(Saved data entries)
* Begin *

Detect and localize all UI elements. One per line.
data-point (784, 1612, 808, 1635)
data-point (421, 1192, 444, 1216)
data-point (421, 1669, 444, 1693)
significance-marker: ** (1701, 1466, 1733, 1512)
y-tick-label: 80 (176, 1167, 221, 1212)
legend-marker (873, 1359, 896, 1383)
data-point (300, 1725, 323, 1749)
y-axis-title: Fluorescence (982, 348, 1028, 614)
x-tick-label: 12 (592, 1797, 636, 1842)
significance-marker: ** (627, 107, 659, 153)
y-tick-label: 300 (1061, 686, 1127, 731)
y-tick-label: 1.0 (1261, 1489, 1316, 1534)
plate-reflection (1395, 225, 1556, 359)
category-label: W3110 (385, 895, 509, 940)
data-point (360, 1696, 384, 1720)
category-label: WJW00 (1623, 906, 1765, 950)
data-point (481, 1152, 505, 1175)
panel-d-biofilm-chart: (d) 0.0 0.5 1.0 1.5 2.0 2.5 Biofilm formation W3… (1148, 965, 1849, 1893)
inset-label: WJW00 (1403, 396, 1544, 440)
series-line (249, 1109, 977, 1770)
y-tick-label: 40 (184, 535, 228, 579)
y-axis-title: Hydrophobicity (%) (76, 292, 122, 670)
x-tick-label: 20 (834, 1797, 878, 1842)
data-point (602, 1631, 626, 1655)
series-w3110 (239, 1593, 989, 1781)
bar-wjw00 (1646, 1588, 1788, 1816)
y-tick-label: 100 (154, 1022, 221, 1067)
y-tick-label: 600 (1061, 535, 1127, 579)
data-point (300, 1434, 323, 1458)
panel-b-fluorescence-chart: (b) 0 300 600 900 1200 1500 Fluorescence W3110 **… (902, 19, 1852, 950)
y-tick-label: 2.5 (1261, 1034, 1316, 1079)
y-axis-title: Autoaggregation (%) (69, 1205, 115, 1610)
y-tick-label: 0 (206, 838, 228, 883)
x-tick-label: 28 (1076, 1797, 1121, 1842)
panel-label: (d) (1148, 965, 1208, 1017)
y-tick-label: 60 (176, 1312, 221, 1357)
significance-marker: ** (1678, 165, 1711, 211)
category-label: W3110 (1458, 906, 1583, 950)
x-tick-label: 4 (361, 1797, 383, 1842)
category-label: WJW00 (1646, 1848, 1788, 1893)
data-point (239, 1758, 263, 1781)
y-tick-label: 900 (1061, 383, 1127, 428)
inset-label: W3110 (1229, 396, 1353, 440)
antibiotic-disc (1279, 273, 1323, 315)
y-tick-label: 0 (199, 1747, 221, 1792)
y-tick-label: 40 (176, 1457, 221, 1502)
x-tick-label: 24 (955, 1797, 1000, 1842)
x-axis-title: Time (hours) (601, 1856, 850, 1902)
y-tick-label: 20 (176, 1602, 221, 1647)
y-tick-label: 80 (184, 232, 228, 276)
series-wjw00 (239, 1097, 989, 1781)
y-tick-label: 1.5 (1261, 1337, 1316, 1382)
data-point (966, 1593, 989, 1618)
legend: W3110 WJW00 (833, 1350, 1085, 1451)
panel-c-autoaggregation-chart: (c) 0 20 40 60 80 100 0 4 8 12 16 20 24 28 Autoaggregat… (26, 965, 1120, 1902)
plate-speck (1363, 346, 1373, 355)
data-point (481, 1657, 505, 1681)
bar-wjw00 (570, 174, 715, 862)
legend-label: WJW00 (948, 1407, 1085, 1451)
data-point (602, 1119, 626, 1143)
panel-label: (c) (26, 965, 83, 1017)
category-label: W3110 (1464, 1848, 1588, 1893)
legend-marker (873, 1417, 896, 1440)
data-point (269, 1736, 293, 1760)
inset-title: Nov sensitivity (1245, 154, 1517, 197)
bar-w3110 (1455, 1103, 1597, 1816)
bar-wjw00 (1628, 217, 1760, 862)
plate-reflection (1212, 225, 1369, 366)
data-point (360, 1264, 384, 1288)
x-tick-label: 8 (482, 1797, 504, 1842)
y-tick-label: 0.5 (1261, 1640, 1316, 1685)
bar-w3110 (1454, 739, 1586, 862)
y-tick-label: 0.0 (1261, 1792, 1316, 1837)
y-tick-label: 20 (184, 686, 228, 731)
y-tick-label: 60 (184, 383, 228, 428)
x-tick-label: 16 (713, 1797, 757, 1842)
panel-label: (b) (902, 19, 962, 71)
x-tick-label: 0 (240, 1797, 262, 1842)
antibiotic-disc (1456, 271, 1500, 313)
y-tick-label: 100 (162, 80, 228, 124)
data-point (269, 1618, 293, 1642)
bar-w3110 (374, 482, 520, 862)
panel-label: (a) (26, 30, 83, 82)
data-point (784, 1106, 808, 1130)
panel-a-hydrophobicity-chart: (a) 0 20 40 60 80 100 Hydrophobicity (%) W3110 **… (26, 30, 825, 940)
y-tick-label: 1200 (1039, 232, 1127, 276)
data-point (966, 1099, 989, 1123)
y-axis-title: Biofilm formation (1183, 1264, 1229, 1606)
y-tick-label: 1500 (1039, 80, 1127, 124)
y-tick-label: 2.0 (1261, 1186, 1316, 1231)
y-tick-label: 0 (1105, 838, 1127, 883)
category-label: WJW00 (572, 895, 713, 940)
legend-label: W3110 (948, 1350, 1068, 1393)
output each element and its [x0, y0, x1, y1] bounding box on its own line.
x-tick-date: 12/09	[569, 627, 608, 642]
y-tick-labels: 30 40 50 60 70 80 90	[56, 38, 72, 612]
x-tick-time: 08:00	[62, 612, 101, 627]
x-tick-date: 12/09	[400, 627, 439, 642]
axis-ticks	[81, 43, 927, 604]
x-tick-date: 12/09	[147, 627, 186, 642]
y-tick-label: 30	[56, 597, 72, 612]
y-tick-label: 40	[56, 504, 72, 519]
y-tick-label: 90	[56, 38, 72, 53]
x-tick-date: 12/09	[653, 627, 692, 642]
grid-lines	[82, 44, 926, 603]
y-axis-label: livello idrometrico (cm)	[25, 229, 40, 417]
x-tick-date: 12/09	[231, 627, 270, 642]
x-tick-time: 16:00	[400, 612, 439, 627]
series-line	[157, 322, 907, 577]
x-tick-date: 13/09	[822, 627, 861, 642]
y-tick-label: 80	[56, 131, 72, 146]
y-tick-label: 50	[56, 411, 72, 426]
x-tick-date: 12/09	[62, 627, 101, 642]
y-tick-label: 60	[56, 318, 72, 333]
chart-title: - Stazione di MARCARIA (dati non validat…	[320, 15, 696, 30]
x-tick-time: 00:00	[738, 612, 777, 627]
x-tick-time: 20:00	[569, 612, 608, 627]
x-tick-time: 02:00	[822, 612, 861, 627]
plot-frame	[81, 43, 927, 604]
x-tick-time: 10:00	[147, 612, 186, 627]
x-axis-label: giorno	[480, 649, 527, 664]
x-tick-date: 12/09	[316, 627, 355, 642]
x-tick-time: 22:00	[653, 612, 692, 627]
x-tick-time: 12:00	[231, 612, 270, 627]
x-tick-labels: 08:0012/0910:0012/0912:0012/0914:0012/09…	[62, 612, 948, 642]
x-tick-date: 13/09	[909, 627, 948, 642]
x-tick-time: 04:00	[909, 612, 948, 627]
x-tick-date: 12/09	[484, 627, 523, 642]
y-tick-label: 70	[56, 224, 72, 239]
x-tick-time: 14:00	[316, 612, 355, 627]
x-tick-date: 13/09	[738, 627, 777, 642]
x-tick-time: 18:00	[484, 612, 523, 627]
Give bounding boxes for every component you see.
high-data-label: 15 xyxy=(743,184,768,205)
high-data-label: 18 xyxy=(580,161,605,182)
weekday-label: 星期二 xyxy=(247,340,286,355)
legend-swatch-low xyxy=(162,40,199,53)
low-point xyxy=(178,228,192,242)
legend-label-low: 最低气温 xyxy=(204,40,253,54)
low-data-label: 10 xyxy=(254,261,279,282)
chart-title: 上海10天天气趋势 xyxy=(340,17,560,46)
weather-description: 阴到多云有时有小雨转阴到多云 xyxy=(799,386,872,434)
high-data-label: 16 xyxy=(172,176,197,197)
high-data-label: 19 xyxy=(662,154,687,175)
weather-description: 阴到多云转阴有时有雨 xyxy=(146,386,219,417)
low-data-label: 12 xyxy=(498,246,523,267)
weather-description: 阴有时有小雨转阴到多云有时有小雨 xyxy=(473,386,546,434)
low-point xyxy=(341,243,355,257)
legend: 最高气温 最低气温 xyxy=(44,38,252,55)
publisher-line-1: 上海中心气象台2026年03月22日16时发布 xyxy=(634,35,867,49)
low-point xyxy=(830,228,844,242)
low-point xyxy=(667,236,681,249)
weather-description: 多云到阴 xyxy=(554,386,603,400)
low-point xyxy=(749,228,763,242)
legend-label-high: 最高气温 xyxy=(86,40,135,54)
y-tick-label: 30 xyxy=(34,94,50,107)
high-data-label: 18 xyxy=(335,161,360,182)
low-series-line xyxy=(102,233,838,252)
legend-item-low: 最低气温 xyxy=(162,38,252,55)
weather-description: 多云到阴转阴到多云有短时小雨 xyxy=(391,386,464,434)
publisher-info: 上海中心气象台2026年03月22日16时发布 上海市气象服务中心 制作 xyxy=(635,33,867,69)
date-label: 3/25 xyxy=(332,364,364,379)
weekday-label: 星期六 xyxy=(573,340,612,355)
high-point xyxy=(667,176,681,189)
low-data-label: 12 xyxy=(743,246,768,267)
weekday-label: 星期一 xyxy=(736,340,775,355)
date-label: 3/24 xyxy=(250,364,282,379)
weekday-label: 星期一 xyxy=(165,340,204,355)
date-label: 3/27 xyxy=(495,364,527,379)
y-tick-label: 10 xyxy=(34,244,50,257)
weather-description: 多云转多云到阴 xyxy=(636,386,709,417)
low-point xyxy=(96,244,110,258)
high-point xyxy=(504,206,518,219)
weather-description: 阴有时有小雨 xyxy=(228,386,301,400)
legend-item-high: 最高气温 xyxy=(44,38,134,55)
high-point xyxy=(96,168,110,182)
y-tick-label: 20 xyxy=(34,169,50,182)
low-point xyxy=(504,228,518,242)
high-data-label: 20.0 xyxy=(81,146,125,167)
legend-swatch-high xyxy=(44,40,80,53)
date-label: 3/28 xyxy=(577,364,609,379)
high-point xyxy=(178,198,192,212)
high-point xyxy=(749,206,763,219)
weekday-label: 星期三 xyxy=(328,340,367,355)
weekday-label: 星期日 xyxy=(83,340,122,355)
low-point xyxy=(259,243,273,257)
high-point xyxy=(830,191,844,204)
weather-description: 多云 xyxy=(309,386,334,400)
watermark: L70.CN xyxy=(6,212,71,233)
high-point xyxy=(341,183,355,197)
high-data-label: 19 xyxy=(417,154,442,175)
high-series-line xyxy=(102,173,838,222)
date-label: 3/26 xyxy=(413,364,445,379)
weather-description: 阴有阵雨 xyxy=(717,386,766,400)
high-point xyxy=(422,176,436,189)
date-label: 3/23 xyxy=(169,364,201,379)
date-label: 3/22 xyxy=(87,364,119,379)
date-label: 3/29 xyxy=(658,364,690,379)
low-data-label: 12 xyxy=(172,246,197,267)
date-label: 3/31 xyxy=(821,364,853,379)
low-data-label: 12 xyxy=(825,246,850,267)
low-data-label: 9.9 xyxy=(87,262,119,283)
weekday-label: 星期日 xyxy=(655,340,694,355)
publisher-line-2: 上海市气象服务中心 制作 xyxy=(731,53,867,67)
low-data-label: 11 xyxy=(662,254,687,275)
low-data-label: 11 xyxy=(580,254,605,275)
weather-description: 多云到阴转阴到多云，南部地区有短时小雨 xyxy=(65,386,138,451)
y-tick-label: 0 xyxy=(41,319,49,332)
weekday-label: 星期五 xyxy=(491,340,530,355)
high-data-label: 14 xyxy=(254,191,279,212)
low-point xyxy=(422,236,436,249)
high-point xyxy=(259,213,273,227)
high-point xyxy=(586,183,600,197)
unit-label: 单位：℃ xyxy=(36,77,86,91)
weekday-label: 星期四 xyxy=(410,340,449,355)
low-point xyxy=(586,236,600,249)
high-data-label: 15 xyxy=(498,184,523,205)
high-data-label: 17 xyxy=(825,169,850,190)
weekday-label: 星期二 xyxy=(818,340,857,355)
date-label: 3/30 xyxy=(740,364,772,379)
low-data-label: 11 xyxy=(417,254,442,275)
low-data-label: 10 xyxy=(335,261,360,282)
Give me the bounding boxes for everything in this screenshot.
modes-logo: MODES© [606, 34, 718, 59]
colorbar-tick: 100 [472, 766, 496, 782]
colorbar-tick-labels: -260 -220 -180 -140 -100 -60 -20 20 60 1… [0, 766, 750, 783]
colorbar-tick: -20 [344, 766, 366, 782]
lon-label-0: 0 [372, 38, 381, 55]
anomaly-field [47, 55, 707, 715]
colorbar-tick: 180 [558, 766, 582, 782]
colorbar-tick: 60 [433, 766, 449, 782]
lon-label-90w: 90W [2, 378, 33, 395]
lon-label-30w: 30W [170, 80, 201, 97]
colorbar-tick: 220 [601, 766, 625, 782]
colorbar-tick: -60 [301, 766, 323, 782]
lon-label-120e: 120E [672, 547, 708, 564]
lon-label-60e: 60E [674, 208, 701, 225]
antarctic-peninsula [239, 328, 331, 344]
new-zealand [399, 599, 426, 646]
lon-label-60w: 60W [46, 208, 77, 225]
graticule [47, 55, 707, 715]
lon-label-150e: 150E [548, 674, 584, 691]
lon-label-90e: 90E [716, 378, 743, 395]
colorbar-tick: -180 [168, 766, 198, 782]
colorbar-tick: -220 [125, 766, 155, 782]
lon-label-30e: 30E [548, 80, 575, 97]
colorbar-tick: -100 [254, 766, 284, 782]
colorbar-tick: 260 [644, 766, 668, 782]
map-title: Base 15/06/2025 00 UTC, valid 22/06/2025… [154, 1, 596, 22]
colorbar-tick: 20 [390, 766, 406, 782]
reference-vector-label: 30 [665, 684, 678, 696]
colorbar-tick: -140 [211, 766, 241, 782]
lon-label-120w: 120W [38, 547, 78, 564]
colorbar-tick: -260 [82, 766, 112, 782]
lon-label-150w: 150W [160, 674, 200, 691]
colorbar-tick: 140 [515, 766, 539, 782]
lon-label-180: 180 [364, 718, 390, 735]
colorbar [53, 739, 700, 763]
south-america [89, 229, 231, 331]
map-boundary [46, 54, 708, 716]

* End *

▸ Exercise goal:
Copy everything from the start of the listing down to the line containing "series-w3110 (239, 1593, 989, 1781)", replacing "data-point" with "scatter-point" throughout and leaving all else unchanged.

▸ The response:
Detect and localize all UI elements. One per line.
scatter-point (784, 1612, 808, 1635)
scatter-point (421, 1192, 444, 1216)
scatter-point (421, 1669, 444, 1693)
significance-marker: ** (1701, 1466, 1733, 1512)
y-tick-label: 80 (176, 1167, 221, 1212)
legend-marker (873, 1359, 896, 1383)
scatter-point (300, 1725, 323, 1749)
y-axis-title: Fluorescence (982, 348, 1028, 614)
x-tick-label: 12 (592, 1797, 636, 1842)
significance-marker: ** (627, 107, 659, 153)
y-tick-label: 300 (1061, 686, 1127, 731)
y-tick-label: 1.0 (1261, 1489, 1316, 1534)
plate-reflection (1395, 225, 1556, 359)
category-label: W3110 (385, 895, 509, 940)
scatter-point (360, 1696, 384, 1720)
category-label: WJW00 (1623, 906, 1765, 950)
scatter-point (481, 1152, 505, 1175)
panel-d-biofilm-chart: (d) 0.0 0.5 1.0 1.5 2.0 2.5 Biofilm formation W3… (1148, 965, 1849, 1893)
inset-label: WJW00 (1403, 396, 1544, 440)
series-line (249, 1109, 977, 1770)
y-tick-label: 40 (184, 535, 228, 579)
y-axis-title: Hydrophobicity (%) (76, 292, 122, 670)
x-tick-label: 20 (834, 1797, 878, 1842)
scatter-point (602, 1631, 626, 1655)
series-w3110 (239, 1593, 989, 1781)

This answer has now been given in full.